Replace "Point" with "Marker" in the rows starting at the one that contains "Point (547, 510, 569, 524)" and ending at the one that contains "Text: 0.373: 0.373 (564, 45, 610, 60)", and give only those rows with all else unchanged.

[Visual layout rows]

※

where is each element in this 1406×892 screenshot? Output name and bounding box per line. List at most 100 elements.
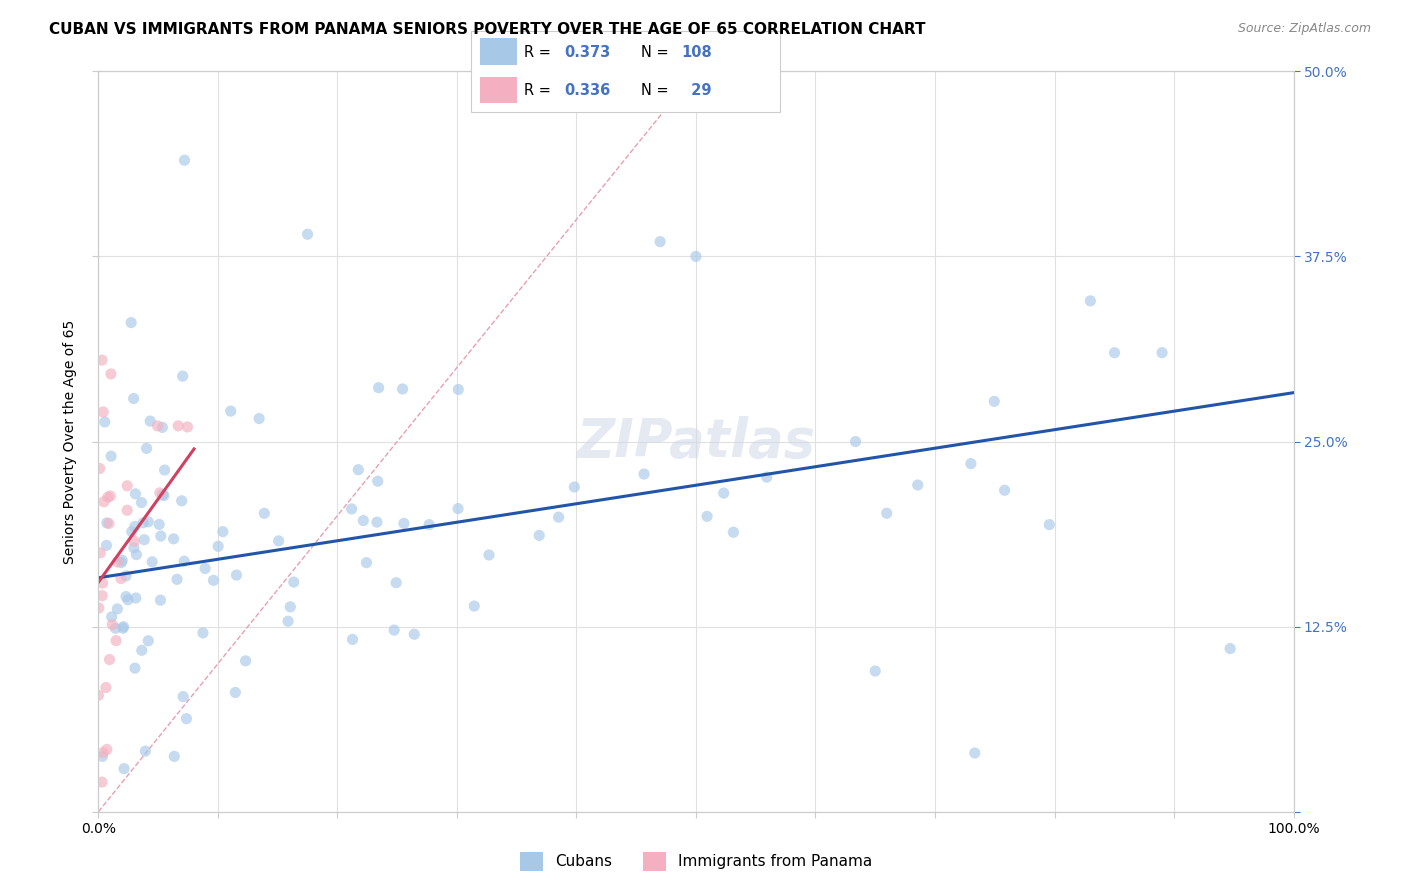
Point (547, 510, 569, 524)
Point (352, 514, 374, 528)
FancyBboxPatch shape (471, 31, 780, 112)
Text: R =: R = (523, 45, 555, 60)
Point (1080, 293, 1102, 308)
Point (529, 528, 551, 542)
Text: ZIPatlas: ZIPatlas (576, 416, 815, 467)
Point (115, 569, 138, 583)
Point (963, 746, 986, 760)
Point (115, 503, 138, 517)
Point (404, 627, 426, 641)
Point (723, 525, 745, 540)
Point (162, 532, 184, 546)
Point (172, 690, 194, 704)
Point (96, 516, 118, 530)
Point (173, 554, 195, 568)
Point (152, 487, 174, 501)
Point (135, 442, 157, 456)
Point (342, 632, 364, 647)
Text: Source: ZipAtlas.com: Source: ZipAtlas.com (1237, 22, 1371, 36)
Point (93, 495, 115, 509)
Point (91, 749, 114, 764)
Point (149, 486, 172, 500)
Point (865, 664, 887, 678)
Point (87, 689, 110, 703)
Text: 0.373: 0.373 (564, 45, 610, 60)
Point (447, 501, 470, 516)
Point (141, 555, 163, 569)
Point (633, 467, 655, 481)
Point (105, 555, 128, 569)
Point (149, 529, 172, 543)
Point (100, 367, 122, 381)
Point (340, 502, 363, 516)
Text: N =: N = (641, 83, 673, 98)
Point (163, 749, 186, 764)
Point (713, 486, 735, 500)
Point (194, 561, 217, 575)
Point (176, 712, 198, 726)
Point (845, 434, 868, 449)
Point (110, 572, 132, 586)
Point (478, 548, 501, 562)
Point (100, 449, 122, 463)
Point (115, 479, 138, 493)
Point (105, 633, 128, 648)
Point (225, 568, 247, 582)
Point (136, 515, 159, 529)
Point (277, 614, 299, 628)
Point (91, 746, 114, 760)
Point (202, 574, 225, 588)
Point (149, 593, 172, 607)
Point (87, 601, 110, 615)
Point (111, 553, 134, 567)
Point (562, 480, 585, 494)
Point (131, 643, 153, 657)
Point (391, 382, 413, 396)
Point (132, 516, 155, 530)
Point (124, 519, 146, 533)
Point (89, 546, 111, 560)
Point (176, 420, 198, 434)
Point (1219, 641, 1241, 656)
Point (91, 353, 114, 368)
Point (110, 556, 132, 570)
Point (91, 576, 114, 591)
Point (122, 392, 145, 406)
Point (98, 652, 121, 666)
Point (173, 153, 195, 168)
Point (104, 621, 127, 635)
Point (148, 517, 170, 532)
Point (101, 617, 124, 632)
Text: 0.336: 0.336 (564, 83, 610, 98)
Point (131, 495, 153, 509)
Point (122, 541, 145, 555)
Point (121, 524, 143, 539)
Point (124, 487, 146, 501)
Point (172, 369, 194, 384)
Point (907, 478, 929, 492)
Point (392, 516, 415, 531)
Point (112, 762, 135, 776)
Point (983, 394, 1005, 409)
Point (150, 420, 173, 434)
Point (139, 414, 162, 428)
Point (89, 461, 111, 475)
Text: CUBAN VS IMMIGRANTS FROM PANAMA SENIORS POVERTY OVER THE AGE OF 65 CORRELATION C: CUBAN VS IMMIGRANTS FROM PANAMA SENIORS … (49, 22, 925, 37)
Point (153, 463, 176, 477)
Point (136, 633, 159, 648)
Point (278, 599, 301, 614)
Point (253, 506, 276, 520)
Point (94, 681, 117, 695)
Point (247, 411, 270, 425)
Point (283, 575, 305, 590)
Point (685, 250, 707, 264)
Point (418, 517, 440, 532)
Point (385, 575, 408, 590)
Point (166, 573, 188, 587)
Point (960, 457, 983, 471)
Point (755, 470, 778, 484)
Point (170, 493, 193, 508)
Y-axis label: Seniors Poverty Over the Age of 65: Seniors Poverty Over the Age of 65 (63, 319, 77, 564)
Point (1104, 345, 1126, 359)
Point (366, 515, 388, 529)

※

• **CORRECT OUTPUT**
Marker (547, 510, 569, 524)
Marker (352, 514, 374, 528)
FancyBboxPatch shape (471, 31, 780, 112)
Text: R =: R = (523, 45, 555, 60)
Marker (1080, 293, 1102, 308)
Marker (529, 528, 551, 542)
Text: ZIPatlas: ZIPatlas (576, 416, 815, 467)
Marker (115, 569, 138, 583)
Marker (963, 746, 986, 760)
Marker (115, 503, 138, 517)
Marker (404, 627, 426, 641)
Marker (723, 525, 745, 540)
Marker (162, 532, 184, 546)
Marker (172, 690, 194, 704)
Marker (96, 516, 118, 530)
Marker (173, 554, 195, 568)
Marker (152, 487, 174, 501)
Marker (135, 442, 157, 456)
Marker (342, 632, 364, 647)
Text: Source: ZipAtlas.com: Source: ZipAtlas.com (1237, 22, 1371, 36)
Marker (93, 495, 115, 509)
Marker (91, 749, 114, 764)
Marker (149, 486, 172, 500)
Marker (865, 664, 887, 678)
Marker (87, 689, 110, 703)
Text: 0.373: 0.373 (564, 45, 610, 60)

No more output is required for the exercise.